WHAT THE TASK ASKS >>
Set down all of the data exactly as it appears.

DATA RECORDS >>
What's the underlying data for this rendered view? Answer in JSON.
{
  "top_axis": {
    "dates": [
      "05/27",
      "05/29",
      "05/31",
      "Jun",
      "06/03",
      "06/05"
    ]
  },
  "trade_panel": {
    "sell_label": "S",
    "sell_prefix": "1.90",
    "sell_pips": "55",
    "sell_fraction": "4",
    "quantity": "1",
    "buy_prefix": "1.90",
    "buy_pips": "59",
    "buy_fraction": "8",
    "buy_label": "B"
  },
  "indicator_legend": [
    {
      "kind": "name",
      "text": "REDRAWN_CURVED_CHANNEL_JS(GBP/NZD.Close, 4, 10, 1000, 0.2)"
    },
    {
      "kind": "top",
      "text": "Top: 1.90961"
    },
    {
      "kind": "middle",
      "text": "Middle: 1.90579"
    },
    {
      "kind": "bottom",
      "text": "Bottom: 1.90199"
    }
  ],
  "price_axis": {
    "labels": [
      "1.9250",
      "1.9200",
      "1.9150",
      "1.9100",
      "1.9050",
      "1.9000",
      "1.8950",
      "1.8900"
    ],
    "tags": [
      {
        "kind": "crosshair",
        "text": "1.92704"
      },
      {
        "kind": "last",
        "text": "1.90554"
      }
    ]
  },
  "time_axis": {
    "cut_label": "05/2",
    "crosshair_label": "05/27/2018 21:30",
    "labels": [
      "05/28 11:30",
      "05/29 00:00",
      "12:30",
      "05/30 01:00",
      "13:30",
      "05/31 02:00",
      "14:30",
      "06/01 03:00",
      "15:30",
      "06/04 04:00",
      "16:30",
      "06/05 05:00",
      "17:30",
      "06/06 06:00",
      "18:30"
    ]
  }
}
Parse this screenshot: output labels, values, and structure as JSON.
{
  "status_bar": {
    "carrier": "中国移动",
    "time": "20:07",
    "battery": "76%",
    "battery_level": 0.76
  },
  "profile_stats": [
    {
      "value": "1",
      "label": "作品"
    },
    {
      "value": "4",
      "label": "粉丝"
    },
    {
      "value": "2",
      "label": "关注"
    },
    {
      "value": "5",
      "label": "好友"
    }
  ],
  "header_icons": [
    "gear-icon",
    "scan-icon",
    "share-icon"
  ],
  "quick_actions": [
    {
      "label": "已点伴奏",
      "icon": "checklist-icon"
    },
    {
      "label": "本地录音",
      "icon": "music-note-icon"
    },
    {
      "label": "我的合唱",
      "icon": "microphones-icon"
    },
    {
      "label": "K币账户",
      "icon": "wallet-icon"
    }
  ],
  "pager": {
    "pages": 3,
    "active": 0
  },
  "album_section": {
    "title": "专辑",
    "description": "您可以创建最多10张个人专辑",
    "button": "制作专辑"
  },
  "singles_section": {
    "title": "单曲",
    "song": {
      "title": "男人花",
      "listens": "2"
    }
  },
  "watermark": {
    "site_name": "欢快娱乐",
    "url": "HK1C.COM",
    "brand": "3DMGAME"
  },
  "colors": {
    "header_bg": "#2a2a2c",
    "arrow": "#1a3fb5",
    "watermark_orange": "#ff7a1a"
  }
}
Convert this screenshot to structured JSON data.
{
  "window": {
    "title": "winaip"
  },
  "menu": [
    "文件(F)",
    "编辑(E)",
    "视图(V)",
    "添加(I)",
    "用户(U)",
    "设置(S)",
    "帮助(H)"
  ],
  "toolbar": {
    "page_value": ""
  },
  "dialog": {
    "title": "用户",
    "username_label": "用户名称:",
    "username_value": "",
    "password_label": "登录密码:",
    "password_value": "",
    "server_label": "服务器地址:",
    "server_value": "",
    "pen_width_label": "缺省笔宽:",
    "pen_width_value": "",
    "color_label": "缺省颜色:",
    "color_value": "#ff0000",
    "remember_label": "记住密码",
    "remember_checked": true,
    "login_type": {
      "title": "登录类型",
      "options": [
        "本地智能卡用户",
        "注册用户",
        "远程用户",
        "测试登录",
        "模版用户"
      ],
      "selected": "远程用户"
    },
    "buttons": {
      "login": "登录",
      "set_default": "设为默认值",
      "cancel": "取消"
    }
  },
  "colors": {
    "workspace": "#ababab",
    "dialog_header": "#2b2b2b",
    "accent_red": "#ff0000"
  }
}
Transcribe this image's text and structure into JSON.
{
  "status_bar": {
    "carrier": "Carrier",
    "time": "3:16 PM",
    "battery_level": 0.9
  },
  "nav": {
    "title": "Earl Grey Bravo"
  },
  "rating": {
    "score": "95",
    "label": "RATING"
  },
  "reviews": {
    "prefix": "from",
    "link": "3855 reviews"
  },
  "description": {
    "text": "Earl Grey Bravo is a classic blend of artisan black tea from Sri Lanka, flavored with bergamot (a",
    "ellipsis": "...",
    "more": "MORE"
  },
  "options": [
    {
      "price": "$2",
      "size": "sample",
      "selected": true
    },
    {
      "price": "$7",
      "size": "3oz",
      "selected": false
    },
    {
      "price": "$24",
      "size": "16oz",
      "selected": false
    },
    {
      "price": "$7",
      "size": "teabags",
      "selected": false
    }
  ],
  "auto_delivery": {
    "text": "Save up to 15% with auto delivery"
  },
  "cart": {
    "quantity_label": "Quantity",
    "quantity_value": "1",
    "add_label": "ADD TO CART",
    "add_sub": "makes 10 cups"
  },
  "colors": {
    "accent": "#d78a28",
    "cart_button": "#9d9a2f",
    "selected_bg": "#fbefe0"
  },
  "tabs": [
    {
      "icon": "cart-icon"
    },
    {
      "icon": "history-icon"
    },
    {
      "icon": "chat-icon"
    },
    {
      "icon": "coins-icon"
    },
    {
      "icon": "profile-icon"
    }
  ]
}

THE RESPONSE >>
What's the underlying data for this rendered view? Answer in JSON.
{
  "top_axis": {
    "dates": [
      "05/27",
      "05/29",
      "05/31",
      "Jun",
      "06/03",
      "06/05"
    ]
  },
  "trade_panel": {
    "sell_label": "S",
    "sell_prefix": "1.90",
    "sell_pips": "55",
    "sell_fraction": "4",
    "quantity": "1",
    "buy_prefix": "1.90",
    "buy_pips": "59",
    "buy_fraction": "8",
    "buy_label": "B"
  },
  "indicator_legend": [
    {
      "kind": "name",
      "text": "REDRAWN_CURVED_CHANNEL_JS(GBP/NZD.Close, 4, 10, 1000, 0.2)"
    },
    {
      "kind": "top",
      "text": "Top: 1.90961"
    },
    {
      "kind": "middle",
      "text": "Middle: 1.90579"
    },
    {
      "kind": "bottom",
      "text": "Bottom: 1.90199"
    }
  ],
  "price_axis": {
    "labels": [
      "1.9250",
      "1.9200",
      "1.9150",
      "1.9100",
      "1.9050",
      "1.9000",
      "1.8950",
      "1.8900"
    ],
    "tags": [
      {
        "kind": "crosshair",
        "text": "1.92704"
      },
      {
        "kind": "last",
        "text": "1.90554"
      }
    ]
  },
  "time_axis": {
    "cut_label": "05/2",
    "crosshair_label": "05/27/2018 21:30",
    "labels": [
      "05/28 11:30",
      "05/29 00:00",
      "12:30",
      "05/30 01:00",
      "13:30",
      "05/31 02:00",
      "14:30",
      "06/01 03:00",
      "15:30",
      "06/04 04:00",
      "16:30",
      "06/05 05:00",
      "17:30",
      "06/06 06:00",
      "18:30"
    ]
  }
}
Parse this screenshot: output labels, values, and structure as JSON.
{
  "status_bar": {
    "carrier": "中国移动",
    "time": "20:07",
    "battery": "76%",
    "battery_level": 0.76
  },
  "profile_stats": [
    {
      "value": "1",
      "label": "作品"
    },
    {
      "value": "4",
      "label": "粉丝"
    },
    {
      "value": "2",
      "label": "关注"
    },
    {
      "value": "5",
      "label": "好友"
    }
  ],
  "header_icons": [
    "gear-icon",
    "scan-icon",
    "share-icon"
  ],
  "quick_actions": [
    {
      "label": "已点伴奏",
      "icon": "checklist-icon"
    },
    {
      "label": "本地录音",
      "icon": "music-note-icon"
    },
    {
      "label": "我的合唱",
      "icon": "microphones-icon"
    },
    {
      "label": "K币账户",
      "icon": "wallet-icon"
    }
  ],
  "pager": {
    "pages": 3,
    "active": 0
  },
  "album_section": {
    "title": "专辑",
    "description": "您可以创建最多10张个人专辑",
    "button": "制作专辑"
  },
  "singles_section": {
    "title": "单曲",
    "song": {
      "title": "男人花",
      "listens": "2"
    }
  },
  "watermark": {
    "site_name": "欢快娱乐",
    "url": "HK1C.COM",
    "brand": "3DMGAME"
  },
  "colors": {
    "header_bg": "#2a2a2c",
    "arrow": "#1a3fb5",
    "watermark_orange": "#ff7a1a"
  }
}
Convert this screenshot to structured JSON data.
{
  "window": {
    "title": "winaip"
  },
  "menu": [
    "文件(F)",
    "编辑(E)",
    "视图(V)",
    "添加(I)",
    "用户(U)",
    "设置(S)",
    "帮助(H)"
  ],
  "toolbar": {
    "page_value": ""
  },
  "dialog": {
    "title": "用户",
    "username_label": "用户名称:",
    "username_value": "",
    "password_label": "登录密码:",
    "password_value": "",
    "server_label": "服务器地址:",
    "server_value": "",
    "pen_width_label": "缺省笔宽:",
    "pen_width_value": "",
    "color_label": "缺省颜色:",
    "color_value": "#ff0000",
    "remember_label": "记住密码",
    "remember_checked": true,
    "login_type": {
      "title": "登录类型",
      "options": [
        "本地智能卡用户",
        "注册用户",
        "远程用户",
        "测试登录",
        "模版用户"
      ],
      "selected": "远程用户"
    },
    "buttons": {
      "login": "登录",
      "set_default": "设为默认值",
      "cancel": "取消"
    }
  },
  "colors": {
    "workspace": "#ababab",
    "dialog_header": "#2b2b2b",
    "accent_red": "#ff0000"
  }
}
Transcribe this image's text and structure into JSON.
{
  "status_bar": {
    "carrier": "Carrier",
    "time": "3:16 PM",
    "battery_level": 0.9
  },
  "nav": {
    "title": "Earl Grey Bravo"
  },
  "rating": {
    "score": "95",
    "label": "RATING"
  },
  "reviews": {
    "prefix": "from",
    "link": "3855 reviews"
  },
  "description": {
    "text": "Earl Grey Bravo is a classic blend of artisan black tea from Sri Lanka, flavored with bergamot (a",
    "ellipsis": "...",
    "more": "MORE"
  },
  "options": [
    {
      "price": "$2",
      "size": "sample",
      "selected": true
    },
    {
      "price": "$7",
      "size": "3oz",
      "selected": false
    },
    {
      "price": "$24",
      "size": "16oz",
      "selected": false
    },
    {
      "price": "$7",
      "size": "teabags",
      "selected": false
    }
  ],
  "auto_delivery": {
    "text": "Save up to 15% with auto delivery"
  },
  "cart": {
    "quantity_label": "Quantity",
    "quantity_value": "1",
    "add_label": "ADD TO CART",
    "add_sub": "makes 10 cups"
  },
  "colors": {
    "accent": "#d78a28",
    "cart_button": "#9d9a2f",
    "selected_bg": "#fbefe0"
  },
  "tabs": [
    {
      "icon": "cart-icon"
    },
    {
      "icon": "history-icon"
    },
    {
      "icon": "chat-icon"
    },
    {
      "icon": "coins-icon"
    },
    {
      "icon": "profile-icon"
    }
  ]
}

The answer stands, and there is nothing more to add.